* Start EXTRACTED MATERIAL *
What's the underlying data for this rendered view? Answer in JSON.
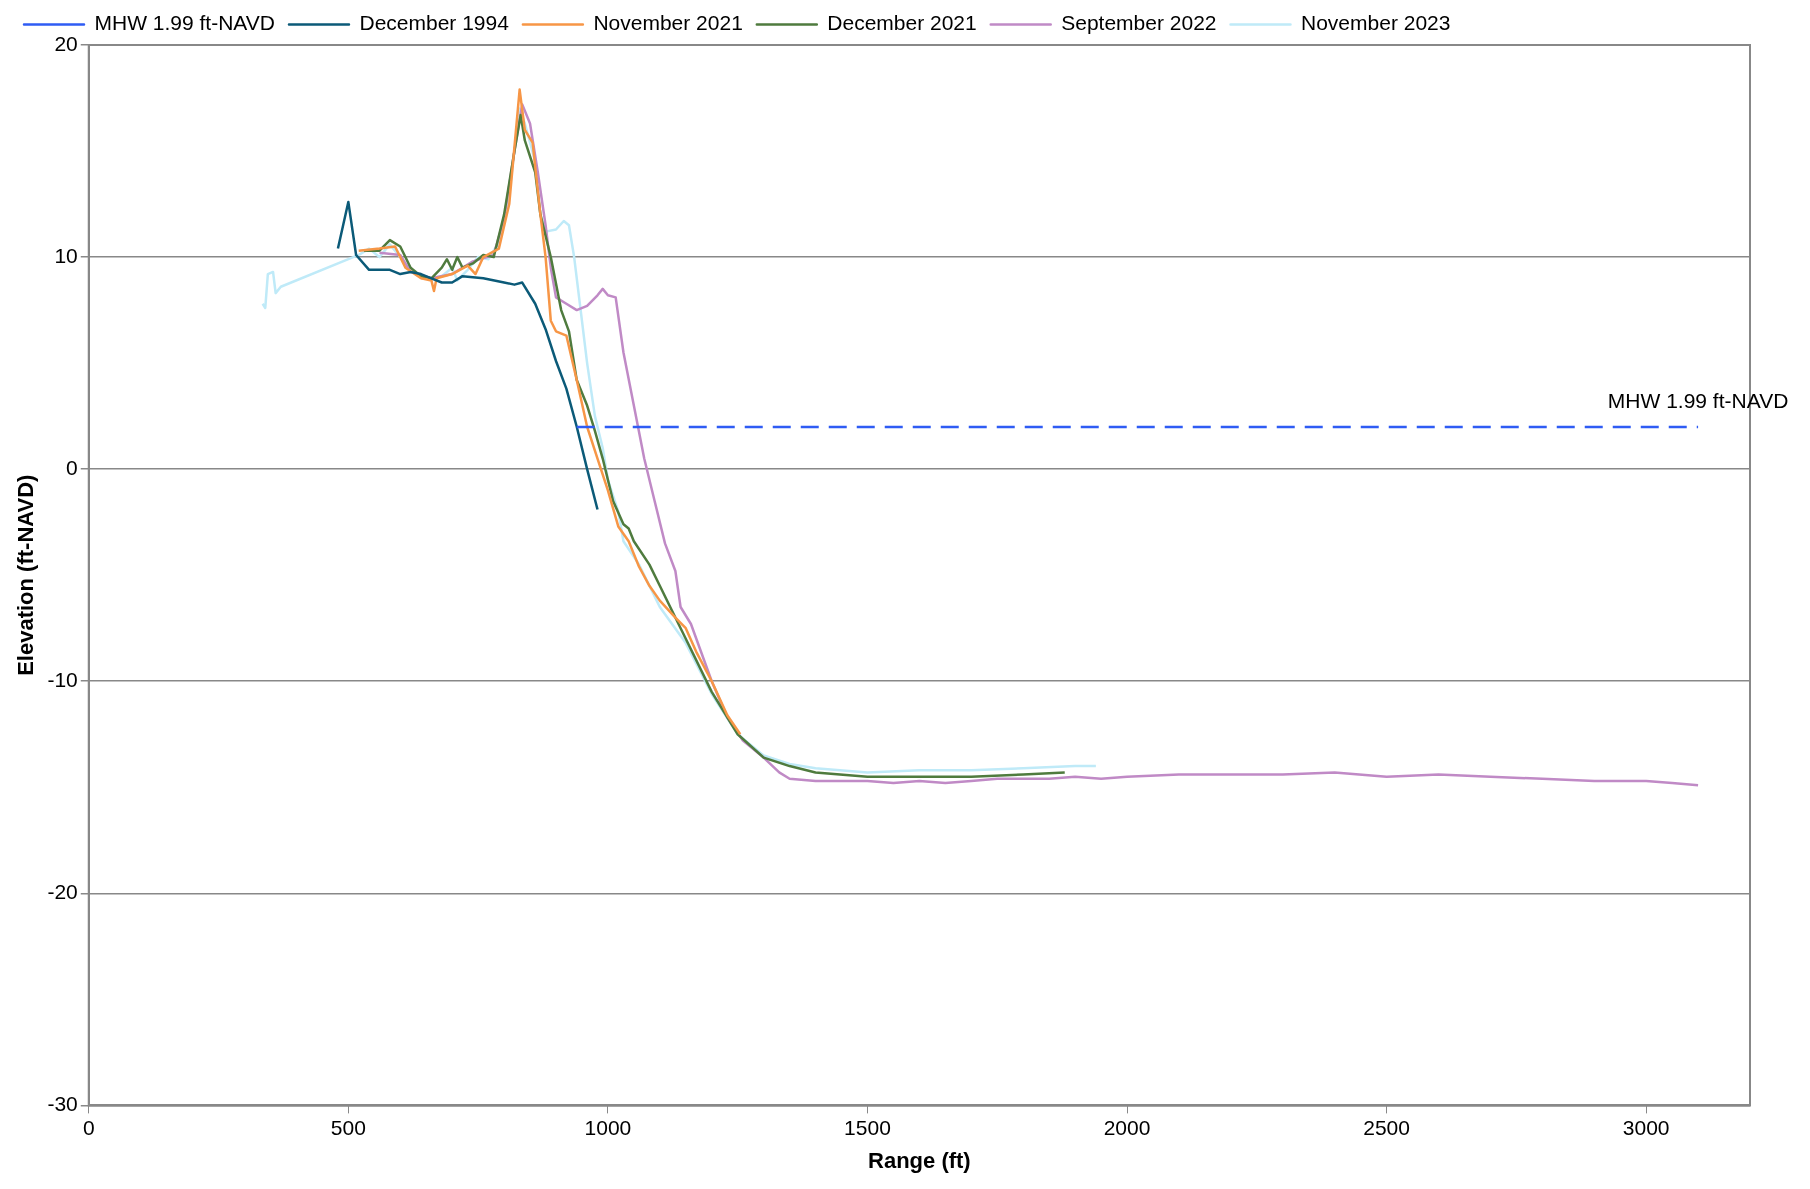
{
  "chart_data": {
    "type": "line",
    "xlabel": "Range (ft)",
    "ylabel": "Elevation (ft-NAVD)",
    "xlim": [
      0,
      3200
    ],
    "xticks": [
      0,
      500,
      1000,
      1500,
      2000,
      2500,
      3000
    ],
    "ylim": [
      -30,
      20
    ],
    "yticks": [
      -30,
      -20,
      -10,
      0,
      10,
      20
    ],
    "grid": "y",
    "legend": "top",
    "marker": "none",
    "annotations": [
      {
        "text": "MHW 1.99 ft-NAVD",
        "x": 3100,
        "y": 1.99
      }
    ],
    "series": [
      {
        "name": "MHW 1.99 ft-NAVD",
        "color": "#2f5cf4",
        "line_style": "dashed",
        "x": [
          940,
          3100
        ],
        "values": [
          1.99,
          1.99
        ]
      },
      {
        "name": "December 1994",
        "color": "#0b5a78",
        "x": [
          480,
          500,
          515,
          540,
          580,
          600,
          620,
          640,
          660,
          680,
          700,
          720,
          760,
          800,
          820,
          835,
          860,
          880,
          900,
          920,
          940,
          960,
          980
        ],
        "values": [
          10.4,
          12.6,
          10.1,
          9.4,
          9.4,
          9.2,
          9.3,
          9.2,
          9.0,
          8.8,
          8.8,
          9.1,
          9.0,
          8.8,
          8.7,
          8.8,
          7.8,
          6.6,
          5.1,
          3.8,
          2.0,
          0.0,
          -1.9
        ]
      },
      {
        "name": "November 2021",
        "color": "#f79646",
        "x": [
          520,
          560,
          590,
          610,
          640,
          660,
          665,
          670,
          700,
          730,
          745,
          760,
          790,
          810,
          830,
          840,
          855,
          870,
          880,
          890,
          900,
          920,
          940,
          960,
          980,
          1000,
          1020,
          1040,
          1060,
          1080,
          1100,
          1130,
          1150,
          1170,
          1200,
          1230,
          1255
        ],
        "values": [
          10.3,
          10.4,
          10.5,
          9.5,
          9.0,
          8.9,
          8.4,
          9.0,
          9.2,
          9.6,
          9.2,
          10.0,
          10.4,
          12.5,
          17.9,
          16.0,
          15.4,
          12.0,
          10.0,
          7.0,
          6.5,
          6.3,
          4.2,
          2.0,
          0.5,
          -1.0,
          -2.7,
          -3.4,
          -4.6,
          -5.5,
          -6.2,
          -7.0,
          -7.5,
          -8.6,
          -10.0,
          -11.6,
          -12.5
        ]
      },
      {
        "name": "December 2021",
        "color": "#4f7b3e",
        "x": [
          530,
          560,
          580,
          600,
          620,
          640,
          660,
          680,
          690,
          700,
          710,
          720,
          740,
          760,
          780,
          800,
          820,
          832,
          840,
          860,
          870,
          890,
          910,
          925,
          940,
          960,
          975,
          990,
          1010,
          1030,
          1040,
          1050,
          1080,
          1100,
          1150,
          1200,
          1250,
          1300,
          1350,
          1400,
          1500,
          1600,
          1700,
          1800,
          1880
        ],
        "values": [
          10.3,
          10.3,
          10.8,
          10.5,
          9.5,
          9.1,
          9.0,
          9.5,
          9.9,
          9.4,
          10.0,
          9.5,
          9.7,
          10.1,
          10.0,
          12.0,
          15.0,
          16.7,
          15.5,
          14.0,
          12.0,
          10.0,
          7.5,
          6.5,
          4.2,
          3.0,
          1.8,
          0.5,
          -1.5,
          -2.6,
          -2.8,
          -3.4,
          -4.5,
          -5.5,
          -8.0,
          -10.5,
          -12.5,
          -13.6,
          -14.0,
          -14.3,
          -14.5,
          -14.5,
          -14.5,
          -14.4,
          -14.3
        ]
      },
      {
        "name": "September 2022",
        "color": "#c08ac6",
        "x": [
          560,
          600,
          620,
          660,
          700,
          740,
          780,
          800,
          820,
          835,
          850,
          865,
          880,
          890,
          900,
          920,
          940,
          960,
          980,
          990,
          1000,
          1015,
          1030,
          1050,
          1070,
          1090,
          1110,
          1130,
          1140,
          1160,
          1200,
          1230,
          1260,
          1300,
          1330,
          1350,
          1400,
          1450,
          1500,
          1550,
          1600,
          1650,
          1700,
          1750,
          1800,
          1850,
          1900,
          1950,
          2000,
          2100,
          2200,
          2300,
          2400,
          2500,
          2600,
          2700,
          2800,
          2900,
          3000,
          3050,
          3100
        ],
        "values": [
          10.2,
          10.1,
          9.3,
          9.0,
          9.2,
          9.8,
          10.1,
          11.8,
          15.0,
          17.2,
          16.3,
          14.0,
          11.5,
          9.5,
          8.1,
          7.8,
          7.5,
          7.7,
          8.2,
          8.5,
          8.2,
          8.1,
          5.5,
          3.0,
          0.5,
          -1.5,
          -3.5,
          -4.8,
          -6.5,
          -7.3,
          -10.0,
          -11.7,
          -12.8,
          -13.6,
          -14.3,
          -14.6,
          -14.7,
          -14.7,
          -14.7,
          -14.8,
          -14.7,
          -14.8,
          -14.7,
          -14.6,
          -14.6,
          -14.6,
          -14.5,
          -14.6,
          -14.5,
          -14.4,
          -14.4,
          -14.4,
          -14.3,
          -14.5,
          -14.4,
          -14.5,
          -14.6,
          -14.7,
          -14.7,
          -14.8,
          -14.9
        ]
      },
      {
        "name": "November 2023",
        "color": "#bfeaf8",
        "x": [
          335,
          340,
          345,
          355,
          360,
          370,
          520,
          540,
          560,
          580,
          600,
          620,
          640,
          660,
          680,
          700,
          710,
          730,
          750,
          770,
          790,
          810,
          830,
          840,
          860,
          870,
          880,
          900,
          915,
          925,
          935,
          950,
          960,
          975,
          990,
          1000,
          1020,
          1030,
          1060,
          1100,
          1150,
          1200,
          1250,
          1300,
          1350,
          1400,
          1500,
          1600,
          1700,
          1800,
          1900,
          1940
        ],
        "values": [
          7.8,
          7.6,
          9.2,
          9.3,
          8.3,
          8.6,
          10.1,
          10.4,
          10.0,
          10.6,
          10.0,
          null,
          9.0,
          9.0,
          9.1,
          9.5,
          8.9,
          9.4,
          10.0,
          9.9,
          10.7,
          13.0,
          17.0,
          16.3,
          14.5,
          12.0,
          11.2,
          11.3,
          11.7,
          11.5,
          10.0,
          7.0,
          5.0,
          2.5,
          1.0,
          -0.5,
          -2.0,
          -3.4,
          -4.5,
          -6.5,
          -8.2,
          -10.6,
          -12.5,
          -13.5,
          -13.9,
          -14.1,
          -14.3,
          -14.2,
          -14.2,
          -14.1,
          -14.0,
          -14.0
        ]
      }
    ]
  }
}
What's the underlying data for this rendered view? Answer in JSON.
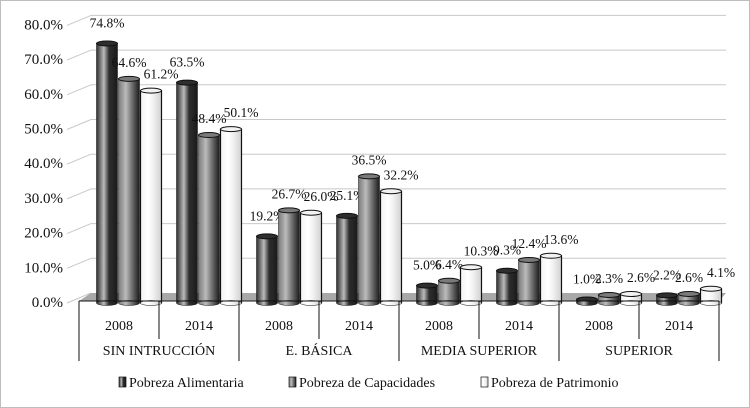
* End EXTRACTED MATERIAL *
Leave the pictures out and print the records above exactly as they stand.

RESPONSE FOR THIS EXERCISE:
What's the underlying data for this rendered view? Answer in JSON.
{
  "chart_data": {
    "type": "line",
    "xlabel": "Range (ft)",
    "ylabel": "Elevation (ft-NAVD)",
    "xlim": [
      0,
      3200
    ],
    "xticks": [
      0,
      500,
      1000,
      1500,
      2000,
      2500,
      3000
    ],
    "ylim": [
      -30,
      20
    ],
    "yticks": [
      -30,
      -20,
      -10,
      0,
      10,
      20
    ],
    "grid": "y",
    "legend": "top",
    "marker": "none",
    "annotations": [
      {
        "text": "MHW 1.99 ft-NAVD",
        "x": 3100,
        "y": 1.99
      }
    ],
    "series": [
      {
        "name": "MHW 1.99 ft-NAVD",
        "color": "#2f5cf4",
        "line_style": "dashed",
        "x": [
          940,
          3100
        ],
        "values": [
          1.99,
          1.99
        ]
      },
      {
        "name": "December 1994",
        "color": "#0b5a78",
        "x": [
          480,
          500,
          515,
          540,
          580,
          600,
          620,
          640,
          660,
          680,
          700,
          720,
          760,
          800,
          820,
          835,
          860,
          880,
          900,
          920,
          940,
          960,
          980
        ],
        "values": [
          10.4,
          12.6,
          10.1,
          9.4,
          9.4,
          9.2,
          9.3,
          9.2,
          9.0,
          8.8,
          8.8,
          9.1,
          9.0,
          8.8,
          8.7,
          8.8,
          7.8,
          6.6,
          5.1,
          3.8,
          2.0,
          0.0,
          -1.9
        ]
      },
      {
        "name": "November 2021",
        "color": "#f79646",
        "x": [
          520,
          560,
          590,
          610,
          640,
          660,
          665,
          670,
          700,
          730,
          745,
          760,
          790,
          810,
          830,
          840,
          855,
          870,
          880,
          890,
          900,
          920,
          940,
          960,
          980,
          1000,
          1020,
          1040,
          1060,
          1080,
          1100,
          1130,
          1150,
          1170,
          1200,
          1230,
          1255
        ],
        "values": [
          10.3,
          10.4,
          10.5,
          9.5,
          9.0,
          8.9,
          8.4,
          9.0,
          9.2,
          9.6,
          9.2,
          10.0,
          10.4,
          12.5,
          17.9,
          16.0,
          15.4,
          12.0,
          10.0,
          7.0,
          6.5,
          6.3,
          4.2,
          2.0,
          0.5,
          -1.0,
          -2.7,
          -3.4,
          -4.6,
          -5.5,
          -6.2,
          -7.0,
          -7.5,
          -8.6,
          -10.0,
          -11.6,
          -12.5
        ]
      },
      {
        "name": "December 2021",
        "color": "#4f7b3e",
        "x": [
          530,
          560,
          580,
          600,
          620,
          640,
          660,
          680,
          690,
          700,
          710,
          720,
          740,
          760,
          780,
          800,
          820,
          832,
          840,
          860,
          870,
          890,
          910,
          925,
          940,
          960,
          975,
          990,
          1010,
          1030,
          1040,
          1050,
          1080,
          1100,
          1150,
          1200,
          1250,
          1300,
          1350,
          1400,
          1500,
          1600,
          1700,
          1800,
          1880
        ],
        "values": [
          10.3,
          10.3,
          10.8,
          10.5,
          9.5,
          9.1,
          9.0,
          9.5,
          9.9,
          9.4,
          10.0,
          9.5,
          9.7,
          10.1,
          10.0,
          12.0,
          15.0,
          16.7,
          15.5,
          14.0,
          12.0,
          10.0,
          7.5,
          6.5,
          4.2,
          3.0,
          1.8,
          0.5,
          -1.5,
          -2.6,
          -2.8,
          -3.4,
          -4.5,
          -5.5,
          -8.0,
          -10.5,
          -12.5,
          -13.6,
          -14.0,
          -14.3,
          -14.5,
          -14.5,
          -14.5,
          -14.4,
          -14.3
        ]
      },
      {
        "name": "September 2022",
        "color": "#c08ac6",
        "x": [
          560,
          600,
          620,
          660,
          700,
          740,
          780,
          800,
          820,
          835,
          850,
          865,
          880,
          890,
          900,
          920,
          940,
          960,
          980,
          990,
          1000,
          1015,
          1030,
          1050,
          1070,
          1090,
          1110,
          1130,
          1140,
          1160,
          1200,
          1230,
          1260,
          1300,
          1330,
          1350,
          1400,
          1450,
          1500,
          1550,
          1600,
          1650,
          1700,
          1750,
          1800,
          1850,
          1900,
          1950,
          2000,
          2100,
          2200,
          2300,
          2400,
          2500,
          2600,
          2700,
          2800,
          2900,
          3000,
          3050,
          3100
        ],
        "values": [
          10.2,
          10.1,
          9.3,
          9.0,
          9.2,
          9.8,
          10.1,
          11.8,
          15.0,
          17.2,
          16.3,
          14.0,
          11.5,
          9.5,
          8.1,
          7.8,
          7.5,
          7.7,
          8.2,
          8.5,
          8.2,
          8.1,
          5.5,
          3.0,
          0.5,
          -1.5,
          -3.5,
          -4.8,
          -6.5,
          -7.3,
          -10.0,
          -11.7,
          -12.8,
          -13.6,
          -14.3,
          -14.6,
          -14.7,
          -14.7,
          -14.7,
          -14.8,
          -14.7,
          -14.8,
          -14.7,
          -14.6,
          -14.6,
          -14.6,
          -14.5,
          -14.6,
          -14.5,
          -14.4,
          -14.4,
          -14.4,
          -14.3,
          -14.5,
          -14.4,
          -14.5,
          -14.6,
          -14.7,
          -14.7,
          -14.8,
          -14.9
        ]
      },
      {
        "name": "November 2023",
        "color": "#bfeaf8",
        "x": [
          335,
          340,
          345,
          355,
          360,
          370,
          520,
          540,
          560,
          580,
          600,
          620,
          640,
          660,
          680,
          700,
          710,
          730,
          750,
          770,
          790,
          810,
          830,
          840,
          860,
          870,
          880,
          900,
          915,
          925,
          935,
          950,
          960,
          975,
          990,
          1000,
          1020,
          1030,
          1060,
          1100,
          1150,
          1200,
          1250,
          1300,
          1350,
          1400,
          1500,
          1600,
          1700,
          1800,
          1900,
          1940
        ],
        "values": [
          7.8,
          7.6,
          9.2,
          9.3,
          8.3,
          8.6,
          10.1,
          10.4,
          10.0,
          10.6,
          10.0,
          null,
          9.0,
          9.0,
          9.1,
          9.5,
          8.9,
          9.4,
          10.0,
          9.9,
          10.7,
          13.0,
          17.0,
          16.3,
          14.5,
          12.0,
          11.2,
          11.3,
          11.7,
          11.5,
          10.0,
          7.0,
          5.0,
          2.5,
          1.0,
          -0.5,
          -2.0,
          -3.4,
          -4.5,
          -6.5,
          -8.2,
          -10.6,
          -12.5,
          -13.5,
          -13.9,
          -14.1,
          -14.3,
          -14.2,
          -14.2,
          -14.1,
          -14.0,
          -14.0
        ]
      }
    ]
  }
}
What's the underlying data for this rendered view? Answer in JSON.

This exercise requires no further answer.